Aim »
Below are some records; give them all again exactly, but not the pictures.

Dataset »
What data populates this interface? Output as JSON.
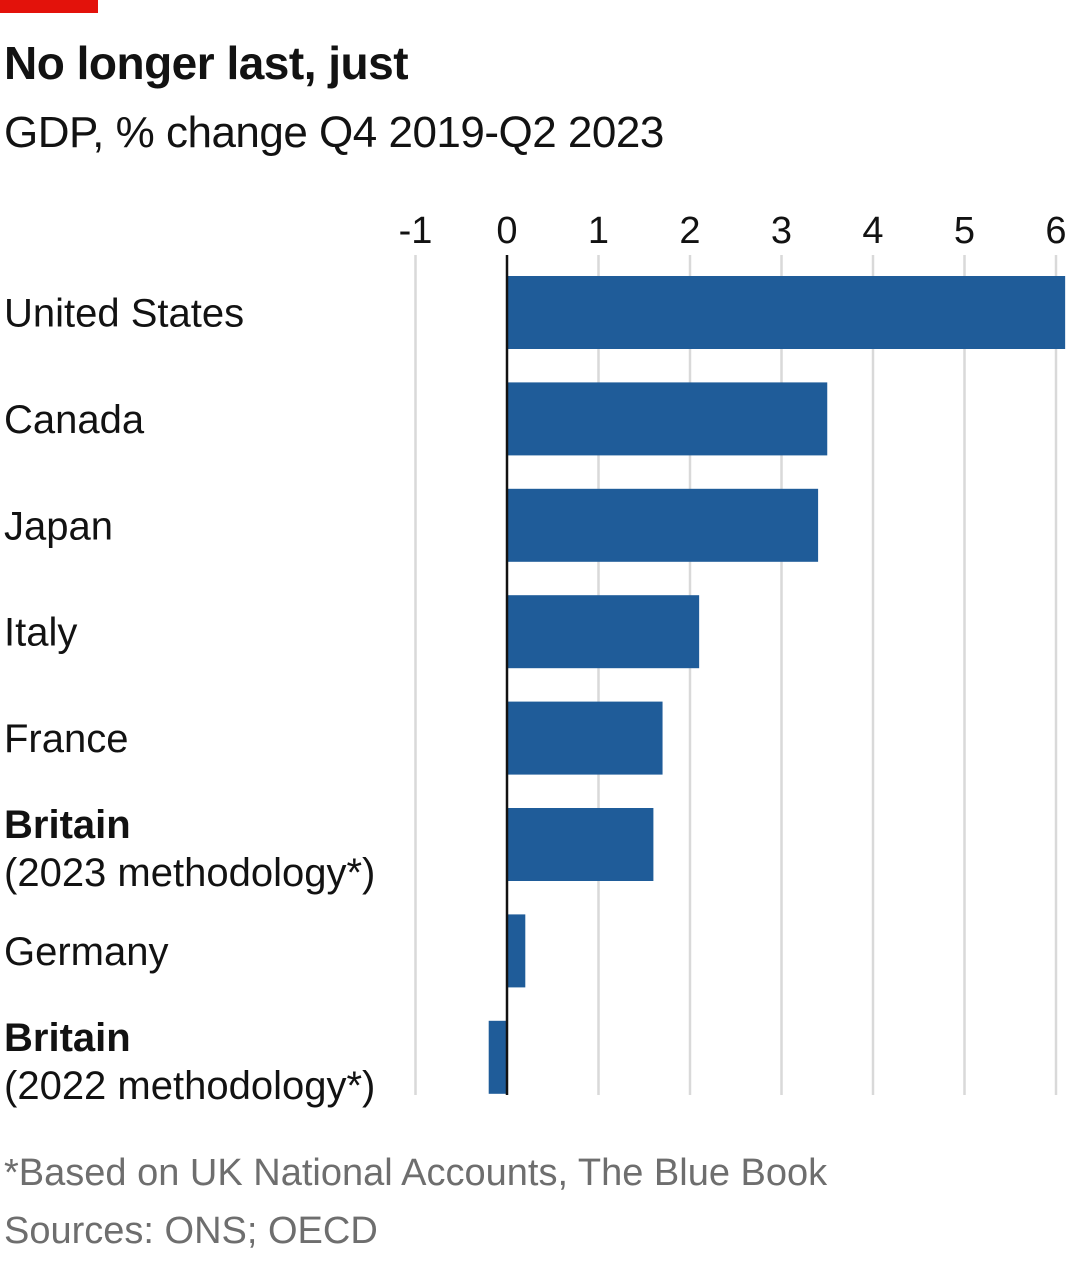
{
  "title": "No longer last, just",
  "subtitle": "GDP, % change Q4 2019-Q2 2023",
  "footnote": "*Based on UK National Accounts, The Blue Book",
  "source": "Sources: ONS; OECD",
  "colors": {
    "accent": "#e3120b",
    "bar": "#1f5c99",
    "grid": "#d9d9d9",
    "zero_line": "#121212",
    "muted_text": "#6e6e6e"
  },
  "chart_data": {
    "type": "bar",
    "orientation": "horizontal",
    "xlim": [
      -1,
      6
    ],
    "ticks": [
      "-1",
      "0",
      "1",
      "2",
      "3",
      "4",
      "5",
      "6"
    ],
    "tick_values": [
      -1,
      0,
      1,
      2,
      3,
      4,
      5,
      6
    ],
    "grid": true,
    "categories": [
      {
        "line1": "United States",
        "line2": "",
        "bold": false
      },
      {
        "line1": "Canada",
        "line2": "",
        "bold": false
      },
      {
        "line1": "Japan",
        "line2": "",
        "bold": false
      },
      {
        "line1": "Italy",
        "line2": "",
        "bold": false
      },
      {
        "line1": "France",
        "line2": "",
        "bold": false
      },
      {
        "line1": "Britain",
        "line2": "(2023 methodology*)",
        "bold": true
      },
      {
        "line1": "Germany",
        "line2": "",
        "bold": false
      },
      {
        "line1": "Britain",
        "line2": "(2022 methodology*)",
        "bold": true
      }
    ],
    "values": [
      6.1,
      3.5,
      3.4,
      2.1,
      1.7,
      1.6,
      0.2,
      -0.2
    ]
  }
}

Task result »
What data populates this interface? Output as JSON.
{
  "title": "No longer last, just",
  "subtitle": "GDP, % change Q4 2019-Q2 2023",
  "footnote": "*Based on UK National Accounts, The Blue Book",
  "source": "Sources: ONS; OECD",
  "colors": {
    "accent": "#e3120b",
    "bar": "#1f5c99",
    "grid": "#d9d9d9",
    "zero_line": "#121212",
    "muted_text": "#6e6e6e"
  },
  "chart_data": {
    "type": "bar",
    "orientation": "horizontal",
    "xlim": [
      -1,
      6
    ],
    "ticks": [
      "-1",
      "0",
      "1",
      "2",
      "3",
      "4",
      "5",
      "6"
    ],
    "tick_values": [
      -1,
      0,
      1,
      2,
      3,
      4,
      5,
      6
    ],
    "grid": true,
    "categories": [
      {
        "line1": "United States",
        "line2": "",
        "bold": false
      },
      {
        "line1": "Canada",
        "line2": "",
        "bold": false
      },
      {
        "line1": "Japan",
        "line2": "",
        "bold": false
      },
      {
        "line1": "Italy",
        "line2": "",
        "bold": false
      },
      {
        "line1": "France",
        "line2": "",
        "bold": false
      },
      {
        "line1": "Britain",
        "line2": "(2023 methodology*)",
        "bold": true
      },
      {
        "line1": "Germany",
        "line2": "",
        "bold": false
      },
      {
        "line1": "Britain",
        "line2": "(2022 methodology*)",
        "bold": true
      }
    ],
    "values": [
      6.1,
      3.5,
      3.4,
      2.1,
      1.7,
      1.6,
      0.2,
      -0.2
    ]
  }
}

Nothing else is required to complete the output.